Output the material below in its entirety, exactly as given.
********
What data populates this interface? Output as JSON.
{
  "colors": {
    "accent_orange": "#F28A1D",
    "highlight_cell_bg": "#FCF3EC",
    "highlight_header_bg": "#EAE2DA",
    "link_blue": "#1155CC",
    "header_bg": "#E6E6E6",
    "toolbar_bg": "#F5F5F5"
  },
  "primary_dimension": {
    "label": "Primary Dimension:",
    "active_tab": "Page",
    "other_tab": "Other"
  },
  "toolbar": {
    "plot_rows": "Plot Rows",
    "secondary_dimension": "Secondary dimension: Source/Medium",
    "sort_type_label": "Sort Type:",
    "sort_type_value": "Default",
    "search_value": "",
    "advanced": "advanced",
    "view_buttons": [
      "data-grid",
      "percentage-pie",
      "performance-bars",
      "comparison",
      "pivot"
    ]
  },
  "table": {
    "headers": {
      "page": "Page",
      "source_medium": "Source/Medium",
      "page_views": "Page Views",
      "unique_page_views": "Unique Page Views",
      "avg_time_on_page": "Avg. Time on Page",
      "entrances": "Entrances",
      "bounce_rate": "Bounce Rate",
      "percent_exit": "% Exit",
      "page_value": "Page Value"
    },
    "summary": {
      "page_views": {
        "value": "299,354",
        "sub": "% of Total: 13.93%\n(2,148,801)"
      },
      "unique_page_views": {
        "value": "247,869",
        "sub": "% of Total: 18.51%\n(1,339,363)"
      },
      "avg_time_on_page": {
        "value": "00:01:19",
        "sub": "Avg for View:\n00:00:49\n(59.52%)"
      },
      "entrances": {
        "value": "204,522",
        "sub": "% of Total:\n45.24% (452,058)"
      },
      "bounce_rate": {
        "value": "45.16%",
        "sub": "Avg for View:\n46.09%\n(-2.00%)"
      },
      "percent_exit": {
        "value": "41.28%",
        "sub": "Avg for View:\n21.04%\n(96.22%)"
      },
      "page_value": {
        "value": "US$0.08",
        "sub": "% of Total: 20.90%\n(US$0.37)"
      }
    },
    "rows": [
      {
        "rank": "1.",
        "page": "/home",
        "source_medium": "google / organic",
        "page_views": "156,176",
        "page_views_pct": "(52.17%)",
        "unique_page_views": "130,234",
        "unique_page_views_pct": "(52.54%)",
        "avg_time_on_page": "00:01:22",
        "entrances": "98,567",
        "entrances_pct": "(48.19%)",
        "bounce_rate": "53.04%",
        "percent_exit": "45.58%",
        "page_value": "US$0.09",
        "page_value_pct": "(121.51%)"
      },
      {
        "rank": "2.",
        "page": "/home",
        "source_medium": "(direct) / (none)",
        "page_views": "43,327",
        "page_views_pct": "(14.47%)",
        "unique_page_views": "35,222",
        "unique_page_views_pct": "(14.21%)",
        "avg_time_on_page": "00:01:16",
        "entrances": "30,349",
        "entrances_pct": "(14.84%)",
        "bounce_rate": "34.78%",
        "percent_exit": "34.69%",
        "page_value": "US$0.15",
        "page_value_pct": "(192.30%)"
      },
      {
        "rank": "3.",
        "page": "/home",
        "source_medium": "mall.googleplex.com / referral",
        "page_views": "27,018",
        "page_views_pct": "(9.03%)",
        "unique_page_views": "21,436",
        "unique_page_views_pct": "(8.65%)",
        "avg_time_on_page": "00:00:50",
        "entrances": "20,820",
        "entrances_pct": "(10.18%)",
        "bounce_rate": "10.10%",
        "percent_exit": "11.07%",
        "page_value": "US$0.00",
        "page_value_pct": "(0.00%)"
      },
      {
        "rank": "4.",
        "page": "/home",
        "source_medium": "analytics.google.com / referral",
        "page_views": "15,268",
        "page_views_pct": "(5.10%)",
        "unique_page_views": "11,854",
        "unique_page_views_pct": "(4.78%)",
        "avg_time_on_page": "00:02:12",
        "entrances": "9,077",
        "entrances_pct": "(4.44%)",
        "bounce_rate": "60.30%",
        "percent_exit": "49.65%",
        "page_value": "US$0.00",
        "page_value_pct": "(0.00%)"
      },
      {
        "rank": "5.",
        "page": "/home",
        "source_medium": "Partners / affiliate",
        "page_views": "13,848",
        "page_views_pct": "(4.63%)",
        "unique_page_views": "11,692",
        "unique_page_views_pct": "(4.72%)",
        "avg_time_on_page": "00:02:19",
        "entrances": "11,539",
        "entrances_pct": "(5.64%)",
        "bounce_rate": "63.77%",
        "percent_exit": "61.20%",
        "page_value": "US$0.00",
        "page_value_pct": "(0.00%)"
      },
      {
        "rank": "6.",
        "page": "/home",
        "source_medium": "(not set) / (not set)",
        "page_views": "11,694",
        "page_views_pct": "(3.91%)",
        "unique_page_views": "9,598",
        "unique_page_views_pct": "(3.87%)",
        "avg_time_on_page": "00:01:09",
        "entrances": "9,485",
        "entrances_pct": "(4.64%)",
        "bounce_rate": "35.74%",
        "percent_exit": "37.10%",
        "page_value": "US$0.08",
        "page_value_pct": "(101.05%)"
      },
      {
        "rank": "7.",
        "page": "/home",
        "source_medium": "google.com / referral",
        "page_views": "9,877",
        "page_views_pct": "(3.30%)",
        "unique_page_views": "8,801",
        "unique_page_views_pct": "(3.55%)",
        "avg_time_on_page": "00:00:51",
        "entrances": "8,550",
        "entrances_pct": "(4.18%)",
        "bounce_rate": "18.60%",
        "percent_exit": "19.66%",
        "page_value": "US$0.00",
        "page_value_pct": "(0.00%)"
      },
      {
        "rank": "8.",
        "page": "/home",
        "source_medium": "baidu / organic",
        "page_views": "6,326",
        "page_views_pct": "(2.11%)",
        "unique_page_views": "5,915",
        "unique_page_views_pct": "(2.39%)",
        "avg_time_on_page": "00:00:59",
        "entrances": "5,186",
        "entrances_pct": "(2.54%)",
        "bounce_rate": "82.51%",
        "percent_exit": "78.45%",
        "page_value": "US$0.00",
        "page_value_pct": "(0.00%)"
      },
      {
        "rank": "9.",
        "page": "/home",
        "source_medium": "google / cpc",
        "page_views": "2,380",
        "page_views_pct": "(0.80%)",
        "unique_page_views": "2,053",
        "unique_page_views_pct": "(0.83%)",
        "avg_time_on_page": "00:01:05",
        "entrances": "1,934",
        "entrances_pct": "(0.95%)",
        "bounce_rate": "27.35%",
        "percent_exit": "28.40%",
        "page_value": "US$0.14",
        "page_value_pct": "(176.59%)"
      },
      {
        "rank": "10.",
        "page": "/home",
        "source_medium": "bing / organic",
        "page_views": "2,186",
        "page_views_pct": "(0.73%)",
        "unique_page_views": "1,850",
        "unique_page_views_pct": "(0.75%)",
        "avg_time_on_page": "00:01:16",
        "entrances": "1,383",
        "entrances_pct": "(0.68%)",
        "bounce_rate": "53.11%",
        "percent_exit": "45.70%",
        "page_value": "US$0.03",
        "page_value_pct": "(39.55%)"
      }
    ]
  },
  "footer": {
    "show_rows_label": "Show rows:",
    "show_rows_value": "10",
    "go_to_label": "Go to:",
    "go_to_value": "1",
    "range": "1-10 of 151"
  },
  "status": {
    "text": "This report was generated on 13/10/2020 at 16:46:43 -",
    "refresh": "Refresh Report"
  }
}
********
The reply
What data populates this interface? Output as JSON.
{
  "colors": {
    "accent_orange": "#F28A1D",
    "highlight_cell_bg": "#FCF3EC",
    "highlight_header_bg": "#EAE2DA",
    "link_blue": "#1155CC",
    "header_bg": "#E6E6E6",
    "toolbar_bg": "#F5F5F5"
  },
  "primary_dimension": {
    "label": "Primary Dimension:",
    "active_tab": "Page",
    "other_tab": "Other"
  },
  "toolbar": {
    "plot_rows": "Plot Rows",
    "secondary_dimension": "Secondary dimension: Source/Medium",
    "sort_type_label": "Sort Type:",
    "sort_type_value": "Default",
    "search_value": "",
    "advanced": "advanced",
    "view_buttons": [
      "data-grid",
      "percentage-pie",
      "performance-bars",
      "comparison",
      "pivot"
    ]
  },
  "table": {
    "headers": {
      "page": "Page",
      "source_medium": "Source/Medium",
      "page_views": "Page Views",
      "unique_page_views": "Unique Page Views",
      "avg_time_on_page": "Avg. Time on Page",
      "entrances": "Entrances",
      "bounce_rate": "Bounce Rate",
      "percent_exit": "% Exit",
      "page_value": "Page Value"
    },
    "summary": {
      "page_views": {
        "value": "299,354",
        "sub": "% of Total: 13.93%\n(2,148,801)"
      },
      "unique_page_views": {
        "value": "247,869",
        "sub": "% of Total: 18.51%\n(1,339,363)"
      },
      "avg_time_on_page": {
        "value": "00:01:19",
        "sub": "Avg for View:\n00:00:49\n(59.52%)"
      },
      "entrances": {
        "value": "204,522",
        "sub": "% of Total:\n45.24% (452,058)"
      },
      "bounce_rate": {
        "value": "45.16%",
        "sub": "Avg for View:\n46.09%\n(-2.00%)"
      },
      "percent_exit": {
        "value": "41.28%",
        "sub": "Avg for View:\n21.04%\n(96.22%)"
      },
      "page_value": {
        "value": "US$0.08",
        "sub": "% of Total: 20.90%\n(US$0.37)"
      }
    },
    "rows": [
      {
        "rank": "1.",
        "page": "/home",
        "source_medium": "google / organic",
        "page_views": "156,176",
        "page_views_pct": "(52.17%)",
        "unique_page_views": "130,234",
        "unique_page_views_pct": "(52.54%)",
        "avg_time_on_page": "00:01:22",
        "entrances": "98,567",
        "entrances_pct": "(48.19%)",
        "bounce_rate": "53.04%",
        "percent_exit": "45.58%",
        "page_value": "US$0.09",
        "page_value_pct": "(121.51%)"
      },
      {
        "rank": "2.",
        "page": "/home",
        "source_medium": "(direct) / (none)",
        "page_views": "43,327",
        "page_views_pct": "(14.47%)",
        "unique_page_views": "35,222",
        "unique_page_views_pct": "(14.21%)",
        "avg_time_on_page": "00:01:16",
        "entrances": "30,349",
        "entrances_pct": "(14.84%)",
        "bounce_rate": "34.78%",
        "percent_exit": "34.69%",
        "page_value": "US$0.15",
        "page_value_pct": "(192.30%)"
      },
      {
        "rank": "3.",
        "page": "/home",
        "source_medium": "mall.googleplex.com / referral",
        "page_views": "27,018",
        "page_views_pct": "(9.03%)",
        "unique_page_views": "21,436",
        "unique_page_views_pct": "(8.65%)",
        "avg_time_on_page": "00:00:50",
        "entrances": "20,820",
        "entrances_pct": "(10.18%)",
        "bounce_rate": "10.10%",
        "percent_exit": "11.07%",
        "page_value": "US$0.00",
        "page_value_pct": "(0.00%)"
      },
      {
        "rank": "4.",
        "page": "/home",
        "source_medium": "analytics.google.com / referral",
        "page_views": "15,268",
        "page_views_pct": "(5.10%)",
        "unique_page_views": "11,854",
        "unique_page_views_pct": "(4.78%)",
        "avg_time_on_page": "00:02:12",
        "entrances": "9,077",
        "entrances_pct": "(4.44%)",
        "bounce_rate": "60.30%",
        "percent_exit": "49.65%",
        "page_value": "US$0.00",
        "page_value_pct": "(0.00%)"
      },
      {
        "rank": "5.",
        "page": "/home",
        "source_medium": "Partners / affiliate",
        "page_views": "13,848",
        "page_views_pct": "(4.63%)",
        "unique_page_views": "11,692",
        "unique_page_views_pct": "(4.72%)",
        "avg_time_on_page": "00:02:19",
        "entrances": "11,539",
        "entrances_pct": "(5.64%)",
        "bounce_rate": "63.77%",
        "percent_exit": "61.20%",
        "page_value": "US$0.00",
        "page_value_pct": "(0.00%)"
      },
      {
        "rank": "6.",
        "page": "/home",
        "source_medium": "(not set) / (not set)",
        "page_views": "11,694",
        "page_views_pct": "(3.91%)",
        "unique_page_views": "9,598",
        "unique_page_views_pct": "(3.87%)",
        "avg_time_on_page": "00:01:09",
        "entrances": "9,485",
        "entrances_pct": "(4.64%)",
        "bounce_rate": "35.74%",
        "percent_exit": "37.10%",
        "page_value": "US$0.08",
        "page_value_pct": "(101.05%)"
      },
      {
        "rank": "7.",
        "page": "/home",
        "source_medium": "google.com / referral",
        "page_views": "9,877",
        "page_views_pct": "(3.30%)",
        "unique_page_views": "8,801",
        "unique_page_views_pct": "(3.55%)",
        "avg_time_on_page": "00:00:51",
        "entrances": "8,550",
        "entrances_pct": "(4.18%)",
        "bounce_rate": "18.60%",
        "percent_exit": "19.66%",
        "page_value": "US$0.00",
        "page_value_pct": "(0.00%)"
      },
      {
        "rank": "8.",
        "page": "/home",
        "source_medium": "baidu / organic",
        "page_views": "6,326",
        "page_views_pct": "(2.11%)",
        "unique_page_views": "5,915",
        "unique_page_views_pct": "(2.39%)",
        "avg_time_on_page": "00:00:59",
        "entrances": "5,186",
        "entrances_pct": "(2.54%)",
        "bounce_rate": "82.51%",
        "percent_exit": "78.45%",
        "page_value": "US$0.00",
        "page_value_pct": "(0.00%)"
      },
      {
        "rank": "9.",
        "page": "/home",
        "source_medium": "google / cpc",
        "page_views": "2,380",
        "page_views_pct": "(0.80%)",
        "unique_page_views": "2,053",
        "unique_page_views_pct": "(0.83%)",
        "avg_time_on_page": "00:01:05",
        "entrances": "1,934",
        "entrances_pct": "(0.95%)",
        "bounce_rate": "27.35%",
        "percent_exit": "28.40%",
        "page_value": "US$0.14",
        "page_value_pct": "(176.59%)"
      },
      {
        "rank": "10.",
        "page": "/home",
        "source_medium": "bing / organic",
        "page_views": "2,186",
        "page_views_pct": "(0.73%)",
        "unique_page_views": "1,850",
        "unique_page_views_pct": "(0.75%)",
        "avg_time_on_page": "00:01:16",
        "entrances": "1,383",
        "entrances_pct": "(0.68%)",
        "bounce_rate": "53.11%",
        "percent_exit": "45.70%",
        "page_value": "US$0.03",
        "page_value_pct": "(39.55%)"
      }
    ]
  },
  "footer": {
    "show_rows_label": "Show rows:",
    "show_rows_value": "10",
    "go_to_label": "Go to:",
    "go_to_value": "1",
    "range": "1-10 of 151"
  },
  "status": {
    "text": "This report was generated on 13/10/2020 at 16:46:43 -",
    "refresh": "Refresh Report"
  }
}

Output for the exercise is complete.